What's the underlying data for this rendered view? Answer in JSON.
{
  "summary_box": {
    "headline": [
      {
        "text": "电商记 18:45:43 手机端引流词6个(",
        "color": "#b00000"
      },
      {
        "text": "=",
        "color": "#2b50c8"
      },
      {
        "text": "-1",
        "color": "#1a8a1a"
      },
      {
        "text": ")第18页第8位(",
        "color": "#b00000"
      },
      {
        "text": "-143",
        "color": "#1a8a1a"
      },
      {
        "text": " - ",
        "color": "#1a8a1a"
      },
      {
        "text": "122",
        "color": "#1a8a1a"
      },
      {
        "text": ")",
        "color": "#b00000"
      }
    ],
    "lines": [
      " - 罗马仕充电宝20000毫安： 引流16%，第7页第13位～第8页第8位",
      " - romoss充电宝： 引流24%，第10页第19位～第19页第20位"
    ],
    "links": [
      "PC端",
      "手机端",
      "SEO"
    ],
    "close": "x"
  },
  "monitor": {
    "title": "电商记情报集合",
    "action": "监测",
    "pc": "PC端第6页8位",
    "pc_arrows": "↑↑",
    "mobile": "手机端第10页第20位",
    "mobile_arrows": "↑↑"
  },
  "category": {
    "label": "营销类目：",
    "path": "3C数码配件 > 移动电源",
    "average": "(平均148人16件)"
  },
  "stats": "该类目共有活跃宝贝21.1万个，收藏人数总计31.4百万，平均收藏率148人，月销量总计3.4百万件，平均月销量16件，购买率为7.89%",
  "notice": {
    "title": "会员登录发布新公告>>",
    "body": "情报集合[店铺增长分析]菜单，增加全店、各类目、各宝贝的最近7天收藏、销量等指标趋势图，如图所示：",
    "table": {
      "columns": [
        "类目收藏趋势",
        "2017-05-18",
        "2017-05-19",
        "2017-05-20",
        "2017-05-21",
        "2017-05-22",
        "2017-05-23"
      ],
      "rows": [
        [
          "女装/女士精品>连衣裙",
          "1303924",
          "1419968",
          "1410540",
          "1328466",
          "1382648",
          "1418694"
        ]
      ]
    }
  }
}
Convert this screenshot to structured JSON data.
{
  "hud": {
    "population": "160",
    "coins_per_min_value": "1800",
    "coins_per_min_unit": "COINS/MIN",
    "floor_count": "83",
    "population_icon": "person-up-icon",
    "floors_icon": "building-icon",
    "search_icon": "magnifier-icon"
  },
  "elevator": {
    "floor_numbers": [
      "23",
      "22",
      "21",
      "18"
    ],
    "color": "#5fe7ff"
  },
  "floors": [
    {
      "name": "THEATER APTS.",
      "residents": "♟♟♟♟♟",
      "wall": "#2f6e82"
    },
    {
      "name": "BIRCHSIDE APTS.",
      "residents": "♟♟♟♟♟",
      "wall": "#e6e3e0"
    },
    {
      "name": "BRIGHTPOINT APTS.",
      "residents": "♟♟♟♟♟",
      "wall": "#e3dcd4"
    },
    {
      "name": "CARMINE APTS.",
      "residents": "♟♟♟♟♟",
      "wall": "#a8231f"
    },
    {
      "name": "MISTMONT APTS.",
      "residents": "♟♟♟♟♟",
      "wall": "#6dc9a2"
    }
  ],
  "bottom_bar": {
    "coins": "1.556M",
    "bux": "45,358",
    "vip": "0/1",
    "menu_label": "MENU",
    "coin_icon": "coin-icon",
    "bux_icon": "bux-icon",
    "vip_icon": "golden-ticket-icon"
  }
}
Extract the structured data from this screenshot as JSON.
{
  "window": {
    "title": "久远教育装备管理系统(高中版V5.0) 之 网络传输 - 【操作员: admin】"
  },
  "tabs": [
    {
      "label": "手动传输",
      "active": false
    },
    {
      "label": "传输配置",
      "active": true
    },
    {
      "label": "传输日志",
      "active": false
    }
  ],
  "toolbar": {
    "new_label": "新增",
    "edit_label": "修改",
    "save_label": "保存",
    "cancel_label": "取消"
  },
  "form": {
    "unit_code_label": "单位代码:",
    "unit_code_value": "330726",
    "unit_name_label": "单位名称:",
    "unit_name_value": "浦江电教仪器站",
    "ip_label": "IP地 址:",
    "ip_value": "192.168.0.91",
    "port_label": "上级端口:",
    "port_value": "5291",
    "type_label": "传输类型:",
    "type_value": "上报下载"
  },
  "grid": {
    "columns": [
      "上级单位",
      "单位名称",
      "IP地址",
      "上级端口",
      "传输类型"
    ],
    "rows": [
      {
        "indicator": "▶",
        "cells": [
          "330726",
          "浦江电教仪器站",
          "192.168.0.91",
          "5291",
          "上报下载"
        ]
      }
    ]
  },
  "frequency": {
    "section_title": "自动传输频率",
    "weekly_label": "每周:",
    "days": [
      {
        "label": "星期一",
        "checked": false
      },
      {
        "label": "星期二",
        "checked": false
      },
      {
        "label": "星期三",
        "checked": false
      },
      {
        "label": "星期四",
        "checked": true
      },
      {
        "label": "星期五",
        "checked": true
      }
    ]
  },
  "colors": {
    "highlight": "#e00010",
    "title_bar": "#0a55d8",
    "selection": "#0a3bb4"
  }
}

________________________________________

▸ Problem statement: Beginning with the line that contains "Extract the structured", quote each line exactly through the last line of the entries above, and nothing beyond them.

▸ Result of this task:
Extract the structured data from this screenshot as JSON.
{
  "window": {
    "title": "久远教育装备管理系统(高中版V5.0) 之 网络传输 - 【操作员: admin】"
  },
  "tabs": [
    {
      "label": "手动传输",
      "active": false
    },
    {
      "label": "传输配置",
      "active": true
    },
    {
      "label": "传输日志",
      "active": false
    }
  ],
  "toolbar": {
    "new_label": "新增",
    "edit_label": "修改",
    "save_label": "保存",
    "cancel_label": "取消"
  },
  "form": {
    "unit_code_label": "单位代码:",
    "unit_code_value": "330726",
    "unit_name_label": "单位名称:",
    "unit_name_value": "浦江电教仪器站",
    "ip_label": "IP地 址:",
    "ip_value": "192.168.0.91",
    "port_label": "上级端口:",
    "port_value": "5291",
    "type_label": "传输类型:",
    "type_value": "上报下载"
  },
  "grid": {
    "columns": [
      "上级单位",
      "单位名称",
      "IP地址",
      "上级端口",
      "传输类型"
    ],
    "rows": [
      {
        "indicator": "▶",
        "cells": [
          "330726",
          "浦江电教仪器站",
          "192.168.0.91",
          "5291",
          "上报下载"
        ]
      }
    ]
  },
  "frequency": {
    "section_title": "自动传输频率",
    "weekly_label": "每周:",
    "days": [
      {
        "label": "星期一",
        "checked": false
      },
      {
        "label": "星期二",
        "checked": false
      },
      {
        "label": "星期三",
        "checked": false
      },
      {
        "label": "星期四",
        "checked": true
      },
      {
        "label": "星期五",
        "checked": true
      }
    ]
  },
  "colors": {
    "highlight": "#e00010",
    "title_bar": "#0a55d8",
    "selection": "#0a3bb4"
  }
}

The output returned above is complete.